WORK INSTRUCTIONS: Every line below that contains "JSON" is to be copied.
● ● ● ● ● ● ●
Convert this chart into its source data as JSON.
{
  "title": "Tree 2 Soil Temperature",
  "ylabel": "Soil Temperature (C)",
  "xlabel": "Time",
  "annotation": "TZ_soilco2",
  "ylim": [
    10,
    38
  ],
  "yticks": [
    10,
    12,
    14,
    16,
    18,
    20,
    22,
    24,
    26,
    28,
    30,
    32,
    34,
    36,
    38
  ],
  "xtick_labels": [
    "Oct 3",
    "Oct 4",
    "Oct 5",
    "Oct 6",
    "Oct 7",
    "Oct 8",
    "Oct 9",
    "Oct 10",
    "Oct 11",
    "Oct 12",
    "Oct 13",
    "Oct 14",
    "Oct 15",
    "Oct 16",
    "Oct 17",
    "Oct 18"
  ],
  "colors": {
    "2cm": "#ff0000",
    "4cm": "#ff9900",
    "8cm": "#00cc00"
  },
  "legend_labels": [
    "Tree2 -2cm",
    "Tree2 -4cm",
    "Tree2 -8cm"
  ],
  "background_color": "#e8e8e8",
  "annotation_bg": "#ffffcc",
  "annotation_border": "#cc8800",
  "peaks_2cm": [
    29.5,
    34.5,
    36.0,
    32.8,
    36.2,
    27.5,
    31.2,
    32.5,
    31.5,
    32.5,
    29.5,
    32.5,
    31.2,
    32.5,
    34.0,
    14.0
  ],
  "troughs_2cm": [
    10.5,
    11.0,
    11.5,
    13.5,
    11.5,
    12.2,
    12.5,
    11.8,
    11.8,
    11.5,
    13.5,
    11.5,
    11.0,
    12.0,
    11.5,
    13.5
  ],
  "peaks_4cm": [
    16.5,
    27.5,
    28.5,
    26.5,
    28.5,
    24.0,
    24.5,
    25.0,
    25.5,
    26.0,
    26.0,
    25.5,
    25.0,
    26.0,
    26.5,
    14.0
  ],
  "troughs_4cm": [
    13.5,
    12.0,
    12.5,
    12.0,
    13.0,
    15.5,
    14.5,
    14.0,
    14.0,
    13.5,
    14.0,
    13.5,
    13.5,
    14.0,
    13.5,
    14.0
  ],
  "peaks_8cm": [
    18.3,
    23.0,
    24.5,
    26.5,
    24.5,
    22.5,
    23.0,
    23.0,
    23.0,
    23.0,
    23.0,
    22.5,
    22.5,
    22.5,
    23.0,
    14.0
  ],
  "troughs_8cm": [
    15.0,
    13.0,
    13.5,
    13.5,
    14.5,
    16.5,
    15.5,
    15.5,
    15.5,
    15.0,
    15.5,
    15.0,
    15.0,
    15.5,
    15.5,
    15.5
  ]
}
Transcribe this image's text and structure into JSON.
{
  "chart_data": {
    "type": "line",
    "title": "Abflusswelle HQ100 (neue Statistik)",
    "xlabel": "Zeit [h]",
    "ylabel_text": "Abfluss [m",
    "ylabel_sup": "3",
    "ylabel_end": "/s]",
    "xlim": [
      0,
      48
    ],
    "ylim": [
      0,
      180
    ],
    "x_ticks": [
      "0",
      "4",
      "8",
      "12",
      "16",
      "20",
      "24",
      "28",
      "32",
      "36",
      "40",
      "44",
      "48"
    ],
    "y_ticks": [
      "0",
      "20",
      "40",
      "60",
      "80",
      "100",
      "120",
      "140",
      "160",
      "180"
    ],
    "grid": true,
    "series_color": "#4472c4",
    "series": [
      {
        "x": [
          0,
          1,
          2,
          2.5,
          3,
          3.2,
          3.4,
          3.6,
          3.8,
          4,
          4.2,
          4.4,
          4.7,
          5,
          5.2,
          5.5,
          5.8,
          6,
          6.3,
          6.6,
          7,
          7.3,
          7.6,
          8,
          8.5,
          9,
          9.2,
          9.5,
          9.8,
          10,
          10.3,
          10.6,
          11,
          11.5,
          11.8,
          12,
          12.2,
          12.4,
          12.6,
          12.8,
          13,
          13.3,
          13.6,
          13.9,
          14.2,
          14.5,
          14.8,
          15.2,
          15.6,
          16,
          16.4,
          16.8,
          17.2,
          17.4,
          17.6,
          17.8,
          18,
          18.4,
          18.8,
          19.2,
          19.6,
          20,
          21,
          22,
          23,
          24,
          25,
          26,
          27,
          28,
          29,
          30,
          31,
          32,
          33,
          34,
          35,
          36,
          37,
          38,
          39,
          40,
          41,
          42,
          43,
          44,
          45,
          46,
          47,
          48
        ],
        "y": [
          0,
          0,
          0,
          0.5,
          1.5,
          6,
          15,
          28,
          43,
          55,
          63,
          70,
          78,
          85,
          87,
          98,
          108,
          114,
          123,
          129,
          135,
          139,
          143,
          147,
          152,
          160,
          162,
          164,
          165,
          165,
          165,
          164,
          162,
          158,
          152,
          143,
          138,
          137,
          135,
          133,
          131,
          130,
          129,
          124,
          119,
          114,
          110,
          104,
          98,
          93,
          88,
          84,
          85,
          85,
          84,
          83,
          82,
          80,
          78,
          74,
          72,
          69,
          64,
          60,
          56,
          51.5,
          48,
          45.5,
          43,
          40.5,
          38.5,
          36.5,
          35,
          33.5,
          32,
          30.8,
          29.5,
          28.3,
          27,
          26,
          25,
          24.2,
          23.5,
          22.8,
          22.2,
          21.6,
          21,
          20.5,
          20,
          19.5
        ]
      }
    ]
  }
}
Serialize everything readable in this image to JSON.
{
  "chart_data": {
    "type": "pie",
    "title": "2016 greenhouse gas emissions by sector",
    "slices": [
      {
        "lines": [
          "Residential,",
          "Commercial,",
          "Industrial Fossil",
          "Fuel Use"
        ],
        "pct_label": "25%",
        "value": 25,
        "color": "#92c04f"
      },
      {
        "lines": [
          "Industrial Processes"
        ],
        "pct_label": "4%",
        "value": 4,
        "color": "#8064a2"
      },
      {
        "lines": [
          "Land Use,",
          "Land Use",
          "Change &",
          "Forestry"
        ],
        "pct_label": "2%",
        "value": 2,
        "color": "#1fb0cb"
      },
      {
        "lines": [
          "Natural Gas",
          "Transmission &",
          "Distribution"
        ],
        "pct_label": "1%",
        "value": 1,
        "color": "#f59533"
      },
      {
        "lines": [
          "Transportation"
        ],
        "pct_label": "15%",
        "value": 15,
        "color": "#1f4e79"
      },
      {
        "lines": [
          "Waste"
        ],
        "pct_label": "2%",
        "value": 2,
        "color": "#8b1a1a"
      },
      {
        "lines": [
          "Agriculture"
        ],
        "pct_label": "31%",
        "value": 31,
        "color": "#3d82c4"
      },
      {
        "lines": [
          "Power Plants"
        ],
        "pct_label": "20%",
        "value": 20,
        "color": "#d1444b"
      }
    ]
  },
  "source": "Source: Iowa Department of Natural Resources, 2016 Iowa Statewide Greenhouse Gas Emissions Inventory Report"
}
● ● ● ● ● ● ●
FINISHED TASK:
Convert this chart into its source data as JSON.
Transcribe this image's text and structure into JSON.
Serialize everything readable in this image to JSON.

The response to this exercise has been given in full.